▶ **EXERCISE MATERIAL**
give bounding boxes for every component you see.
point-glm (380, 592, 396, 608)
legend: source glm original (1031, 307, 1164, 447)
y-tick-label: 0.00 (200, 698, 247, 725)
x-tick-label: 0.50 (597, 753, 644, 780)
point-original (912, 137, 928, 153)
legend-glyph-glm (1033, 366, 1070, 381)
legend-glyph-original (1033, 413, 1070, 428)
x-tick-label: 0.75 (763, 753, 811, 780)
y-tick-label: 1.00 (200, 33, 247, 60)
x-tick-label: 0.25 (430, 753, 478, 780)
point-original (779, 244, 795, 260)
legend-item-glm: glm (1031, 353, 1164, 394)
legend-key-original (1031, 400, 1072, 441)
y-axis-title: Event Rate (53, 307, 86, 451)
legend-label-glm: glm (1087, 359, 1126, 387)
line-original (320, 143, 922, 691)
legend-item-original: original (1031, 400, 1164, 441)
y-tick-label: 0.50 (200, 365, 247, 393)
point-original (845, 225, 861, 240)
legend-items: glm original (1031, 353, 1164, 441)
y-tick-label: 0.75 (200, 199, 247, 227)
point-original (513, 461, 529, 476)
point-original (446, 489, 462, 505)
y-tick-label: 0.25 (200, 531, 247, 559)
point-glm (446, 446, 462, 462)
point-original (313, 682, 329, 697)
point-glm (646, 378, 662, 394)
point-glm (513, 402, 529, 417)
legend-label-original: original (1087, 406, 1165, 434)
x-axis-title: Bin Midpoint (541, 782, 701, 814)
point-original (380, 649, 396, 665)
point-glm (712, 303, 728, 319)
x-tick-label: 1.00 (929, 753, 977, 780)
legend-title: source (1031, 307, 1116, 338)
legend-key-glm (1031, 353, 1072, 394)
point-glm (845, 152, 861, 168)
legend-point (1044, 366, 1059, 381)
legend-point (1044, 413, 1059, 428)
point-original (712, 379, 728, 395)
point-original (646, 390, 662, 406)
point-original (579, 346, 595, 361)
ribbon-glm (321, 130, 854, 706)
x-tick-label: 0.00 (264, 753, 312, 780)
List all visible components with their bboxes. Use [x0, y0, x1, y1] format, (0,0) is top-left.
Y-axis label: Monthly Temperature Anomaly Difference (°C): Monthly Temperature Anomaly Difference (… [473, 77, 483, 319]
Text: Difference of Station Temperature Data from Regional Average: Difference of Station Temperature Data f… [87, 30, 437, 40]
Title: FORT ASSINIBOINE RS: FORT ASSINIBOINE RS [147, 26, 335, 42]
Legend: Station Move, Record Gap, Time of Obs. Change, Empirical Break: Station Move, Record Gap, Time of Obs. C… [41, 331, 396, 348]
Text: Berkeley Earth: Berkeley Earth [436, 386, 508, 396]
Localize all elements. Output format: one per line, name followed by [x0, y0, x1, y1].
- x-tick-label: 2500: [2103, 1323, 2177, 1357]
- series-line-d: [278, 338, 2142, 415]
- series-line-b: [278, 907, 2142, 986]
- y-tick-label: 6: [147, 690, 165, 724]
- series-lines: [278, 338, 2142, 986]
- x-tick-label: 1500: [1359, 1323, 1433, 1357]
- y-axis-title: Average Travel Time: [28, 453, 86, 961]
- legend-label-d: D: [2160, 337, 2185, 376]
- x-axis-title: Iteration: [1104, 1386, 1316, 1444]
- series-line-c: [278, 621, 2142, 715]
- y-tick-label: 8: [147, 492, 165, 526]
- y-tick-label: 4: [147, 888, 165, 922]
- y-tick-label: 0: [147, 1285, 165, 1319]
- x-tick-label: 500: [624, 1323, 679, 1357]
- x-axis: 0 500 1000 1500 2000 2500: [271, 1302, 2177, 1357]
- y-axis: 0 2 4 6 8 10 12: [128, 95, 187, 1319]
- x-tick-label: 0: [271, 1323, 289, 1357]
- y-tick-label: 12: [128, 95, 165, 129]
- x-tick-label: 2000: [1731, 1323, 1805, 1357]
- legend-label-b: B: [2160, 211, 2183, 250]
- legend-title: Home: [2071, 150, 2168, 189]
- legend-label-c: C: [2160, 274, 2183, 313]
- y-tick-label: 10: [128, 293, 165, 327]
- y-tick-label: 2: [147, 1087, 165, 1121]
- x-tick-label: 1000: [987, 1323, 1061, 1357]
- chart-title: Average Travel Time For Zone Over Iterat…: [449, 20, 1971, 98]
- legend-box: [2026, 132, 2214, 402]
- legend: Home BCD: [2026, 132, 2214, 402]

▶ **TASK DIRECTIONS**
Could you set down every line of the records above, character for character, without changing or dropping anything?

▶ **EXERCISE OUTPUT**
give bounding boxes for every component you see.
point-glm (380, 592, 396, 608)
legend: source glm original (1031, 307, 1164, 447)
y-tick-label: 0.00 (200, 698, 247, 725)
x-tick-label: 0.50 (597, 753, 644, 780)
point-original (912, 137, 928, 153)
legend-glyph-glm (1033, 366, 1070, 381)
legend-glyph-original (1033, 413, 1070, 428)
x-tick-label: 0.75 (763, 753, 811, 780)
y-tick-label: 1.00 (200, 33, 247, 60)
x-tick-label: 0.25 (430, 753, 478, 780)
point-original (779, 244, 795, 260)
legend-item-glm: glm (1031, 353, 1164, 394)
legend-key-original (1031, 400, 1072, 441)
y-axis-title: Event Rate (53, 307, 86, 451)
legend-label-glm: glm (1087, 359, 1126, 387)
line-original (320, 143, 922, 691)
legend-item-original: original (1031, 400, 1164, 441)
y-tick-label: 0.50 (200, 365, 247, 393)
point-original (845, 225, 861, 240)
legend-items: glm original (1031, 353, 1164, 441)
y-tick-label: 0.75 (200, 199, 247, 227)
point-original (513, 461, 529, 476)
point-original (446, 489, 462, 505)
y-tick-label: 0.25 (200, 531, 247, 559)
point-glm (446, 446, 462, 462)
point-original (313, 682, 329, 697)
point-glm (646, 378, 662, 394)
point-glm (513, 402, 529, 417)
legend-label-original: original (1087, 406, 1165, 434)
x-axis-title: Bin Midpoint (541, 782, 701, 814)
point-original (380, 649, 396, 665)
point-glm (712, 303, 728, 319)
x-tick-label: 1.00 (929, 753, 977, 780)
legend-title: source (1031, 307, 1116, 338)
legend-key-glm (1031, 353, 1072, 394)
point-glm (845, 152, 861, 168)
legend-point (1044, 366, 1059, 381)
legend-point (1044, 413, 1059, 428)
point-original (712, 379, 728, 395)
point-original (646, 390, 662, 406)
point-original (579, 346, 595, 361)
ribbon-glm (321, 130, 854, 706)
x-tick-label: 0.00 (264, 753, 312, 780)
List all visible components with their bboxes. Use [x0, y0, x1, y1] format, (0,0) is top-left.
Y-axis label: Monthly Temperature Anomaly Difference (°C): Monthly Temperature Anomaly Difference (… [473, 77, 483, 319]
Text: Difference of Station Temperature Data from Regional Average: Difference of Station Temperature Data f… [87, 30, 437, 40]
Title: FORT ASSINIBOINE RS: FORT ASSINIBOINE RS [147, 26, 335, 42]
Legend: Station Move, Record Gap, Time of Obs. Change, Empirical Break: Station Move, Record Gap, Time of Obs. C… [41, 331, 396, 348]
Text: Berkeley Earth: Berkeley Earth [436, 386, 508, 396]
Localize all elements. Output format: one per line, name followed by [x0, y0, x1, y1].
- x-tick-label: 2500: [2103, 1323, 2177, 1357]
- series-line-d: [278, 338, 2142, 415]
- series-line-b: [278, 907, 2142, 986]
- y-tick-label: 6: [147, 690, 165, 724]
- series-lines: [278, 338, 2142, 986]
- x-tick-label: 1500: [1359, 1323, 1433, 1357]
- y-axis-title: Average Travel Time: [28, 453, 86, 961]
- legend-label-d: D: [2160, 337, 2185, 376]
- x-axis-title: Iteration: [1104, 1386, 1316, 1444]
- series-line-c: [278, 621, 2142, 715]
- y-tick-label: 8: [147, 492, 165, 526]
- y-tick-label: 4: [147, 888, 165, 922]
- y-tick-label: 0: [147, 1285, 165, 1319]
- x-tick-label: 500: [624, 1323, 679, 1357]
- x-axis: 0 500 1000 1500 2000 2500: [271, 1302, 2177, 1357]
- y-axis: 0 2 4 6 8 10 12: [128, 95, 187, 1319]
- x-tick-label: 0: [271, 1323, 289, 1357]
- y-tick-label: 12: [128, 95, 165, 129]
- x-tick-label: 2000: [1731, 1323, 1805, 1357]
- legend-label-b: B: [2160, 211, 2183, 250]
- legend-title: Home: [2071, 150, 2168, 189]
- legend-label-c: C: [2160, 274, 2183, 313]
- y-tick-label: 10: [128, 293, 165, 327]
- y-tick-label: 2: [147, 1087, 165, 1121]
- x-tick-label: 1000: [987, 1323, 1061, 1357]
- chart-title: Average Travel Time For Zone Over Iterat…: [449, 20, 1971, 98]
- legend-box: [2026, 132, 2214, 402]
- legend: Home BCD: [2026, 132, 2214, 402]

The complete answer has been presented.